* INFORMATION PROVIDED *
────────────────────────────────────────

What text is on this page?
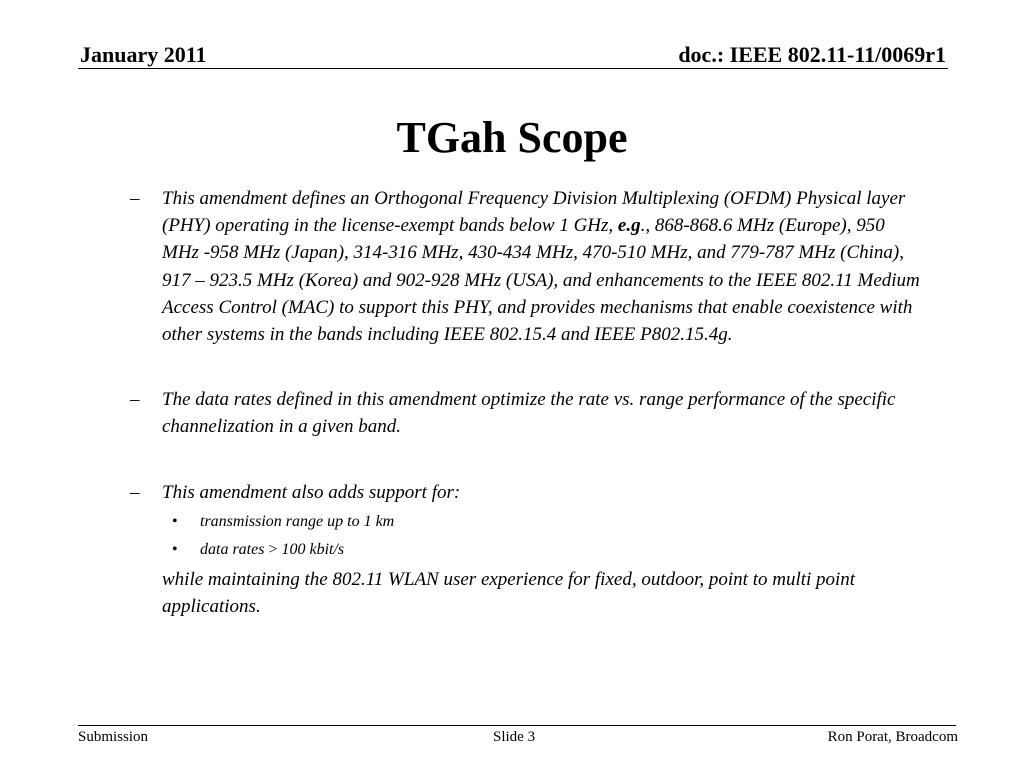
January 2011	doc.: IEEE 802.11-11/0069r1
TGah Scope
– This amendment defines an Orthogonal Frequency Division Multiplexing (OFDM) Physical layer (PHY) operating in the license-exempt bands below 1 GHz, e.g., 868-868.6 MHz (Europe), 950 MHz -958 MHz (Japan), 314-316 MHz, 430-434 MHz, 470-510 MHz, and 779-787 MHz (China), 917 – 923.5 MHz (Korea) and 902-928 MHz (USA), and enhancements to the IEEE 802.11 Medium Access Control (MAC) to support this PHY, and provides mechanisms that enable coexistence with other systems in the bands including IEEE 802.15.4 and IEEE P802.15.4g.
– The data rates defined in this amendment optimize the rate vs. range performance of the specific channelization in a given band.
– This amendment also adds support for:
• transmission range up to 1 km
• data rates > 100 kbit/s
while maintaining the 802.11 WLAN user experience for fixed, outdoor, point to multi point applications.
Submission	Slide 3	Ron Porat, Broadcom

────────────────────────────────────────

* TASK DESCRIPTION *
Every line above should be returned word for word, with the pictures left behind.

* RESPONSE TO THE EXERCISE *
What text is on this page?
January 2011	doc.: IEEE 802.11-11/0069r1
TGah Scope
– This amendment defines an Orthogonal Frequency Division Multiplexing (OFDM) Physical layer (PHY) operating in the license-exempt bands below 1 GHz, e.g., 868-868.6 MHz (Europe), 950 MHz -958 MHz (Japan), 314-316 MHz, 430-434 MHz, 470-510 MHz, and 779-787 MHz (China), 917 – 923.5 MHz (Korea) and 902-928 MHz (USA), and enhancements to the IEEE 802.11 Medium Access Control (MAC) to support this PHY, and provides mechanisms that enable coexistence with other systems in the bands including IEEE 802.15.4 and IEEE P802.15.4g.
– The data rates defined in this amendment optimize the rate vs. range performance of the specific channelization in a given band.
– This amendment also adds support for:
• transmission range up to 1 km
• data rates > 100 kbit/s
while maintaining the 802.11 WLAN user experience for fixed, outdoor, point to multi point applications.
Submission	Slide 3	Ron Porat, Broadcom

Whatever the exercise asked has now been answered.